◆ DATA FOR THIS TASK ◆

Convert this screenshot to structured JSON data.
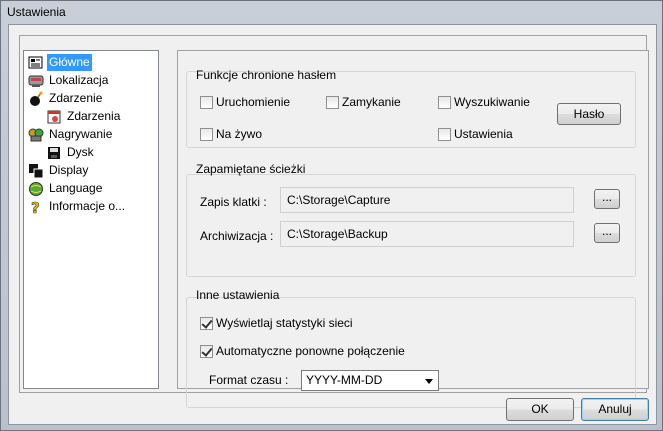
{
  "window": {
    "title": "Ustawienia"
  },
  "tree": {
    "items": [
      {
        "label": "Główne",
        "icon": "general-settings-icon"
      },
      {
        "label": "Lokalizacja",
        "icon": "location-icon"
      },
      {
        "label": "Zdarzenie",
        "icon": "event-bomb-icon"
      },
      {
        "label": "Zdarzenia",
        "icon": "events-calendar-icon"
      },
      {
        "label": "Nagrywanie",
        "icon": "recording-icon"
      },
      {
        "label": "Dysk",
        "icon": "disk-icon"
      },
      {
        "label": "Display",
        "icon": "display-icon"
      },
      {
        "label": "Language",
        "icon": "language-globe-icon"
      },
      {
        "label": "Informacje o...",
        "icon": "info-question-icon"
      }
    ]
  },
  "password": {
    "title": "Funkcje chronione hasłem",
    "startup": "Uruchomienie",
    "closing": "Zamykanie",
    "search": "Wyszukiwanie",
    "live": "Na żywo",
    "settings": "Ustawienia",
    "password_button": "Hasło"
  },
  "paths": {
    "title": "Zapamiętane ścieżki",
    "capture_label": "Zapis klatki :",
    "capture_value": "C:\\Storage\\Capture",
    "archive_label": "Archiwizacja :",
    "archive_value": "C:\\Storage\\Backup",
    "browse_label": "..."
  },
  "other": {
    "title": "Inne ustawienia",
    "network_stats": "Wyświetlaj statystyki sieci",
    "network_stats_checked": true,
    "auto_reconnect": "Automatyczne ponowne połączenie",
    "auto_reconnect_checked": true,
    "time_format_label": "Format czasu :",
    "time_format_value": "YYYY-MM-DD"
  },
  "footer": {
    "ok": "OK",
    "cancel": "Anuluj"
  }
}
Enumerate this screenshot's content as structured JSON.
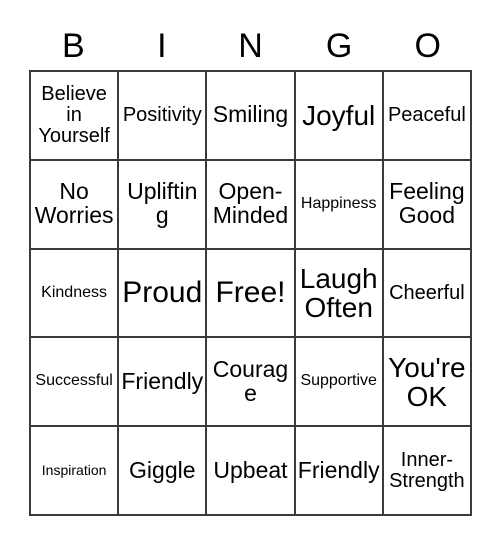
{
  "card": {
    "header_letters": [
      "B",
      "I",
      "N",
      "G",
      "O"
    ],
    "rows": [
      [
        {
          "text": "Believe in Yourself",
          "size": "sm"
        },
        {
          "text": "Positivity",
          "size": "sm"
        },
        {
          "text": "Smiling",
          "size": "md"
        },
        {
          "text": "Joyful",
          "size": "lg"
        },
        {
          "text": "Peaceful",
          "size": "sm"
        }
      ],
      [
        {
          "text": "No Worries",
          "size": "md"
        },
        {
          "text": "Uplifting",
          "size": "md"
        },
        {
          "text": "Open-Minded",
          "size": "md"
        },
        {
          "text": "Happiness",
          "size": "xs"
        },
        {
          "text": "Feeling Good",
          "size": "md"
        }
      ],
      [
        {
          "text": "Kindness",
          "size": "xs"
        },
        {
          "text": "Proud",
          "size": "xl"
        },
        {
          "text": "Free!",
          "size": "xl"
        },
        {
          "text": "Laugh Often",
          "size": "lg"
        },
        {
          "text": "Cheerful",
          "size": "sm"
        }
      ],
      [
        {
          "text": "Successful",
          "size": "xs"
        },
        {
          "text": "Friendly",
          "size": "md"
        },
        {
          "text": "Courage",
          "size": "md"
        },
        {
          "text": "Supportive",
          "size": "xs"
        },
        {
          "text": "You're OK",
          "size": "lg"
        }
      ],
      [
        {
          "text": "Inspiration",
          "size": "xxs"
        },
        {
          "text": "Giggle",
          "size": "md"
        },
        {
          "text": "Upbeat",
          "size": "md"
        },
        {
          "text": "Friendly",
          "size": "md"
        },
        {
          "text": "Inner-Strength",
          "size": "sm"
        }
      ]
    ],
    "colors": {
      "background": "#ffffff",
      "text": "#000000",
      "grid_line": "#3a3a3a"
    }
  }
}
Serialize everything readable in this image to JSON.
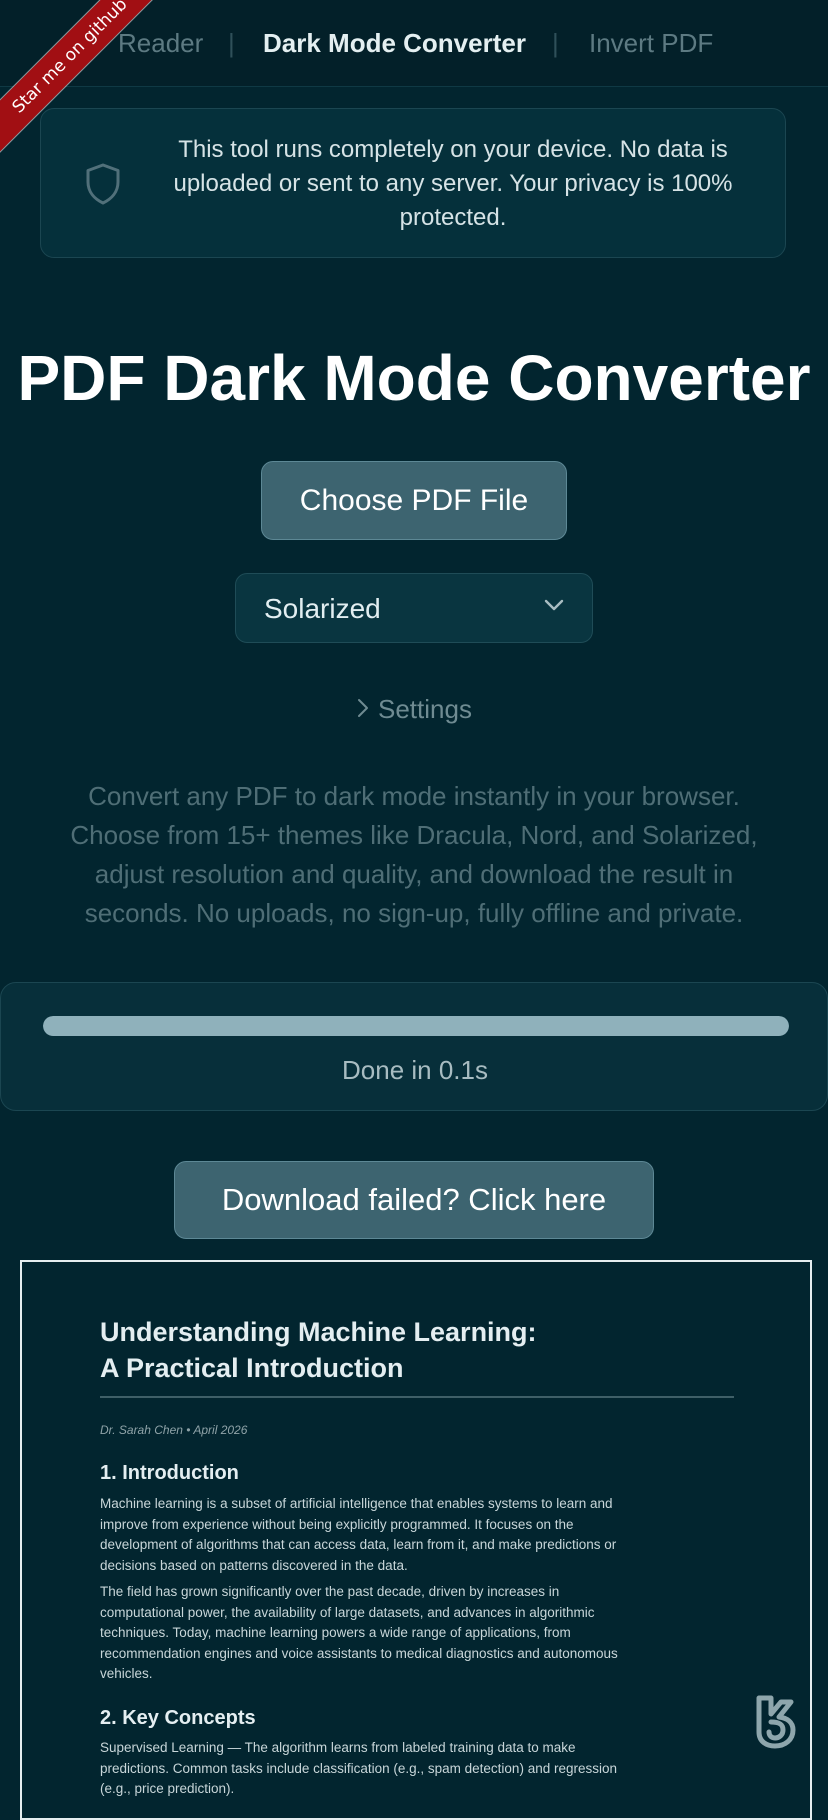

◆ YOUR OBJECTIVE ◆
Find the lines above holding the word "true" and show them.

◆ SOLUTION TO THE EXERCISE ◆
    "network_stats_checked": true,
    "auto_reconnect_checked": true,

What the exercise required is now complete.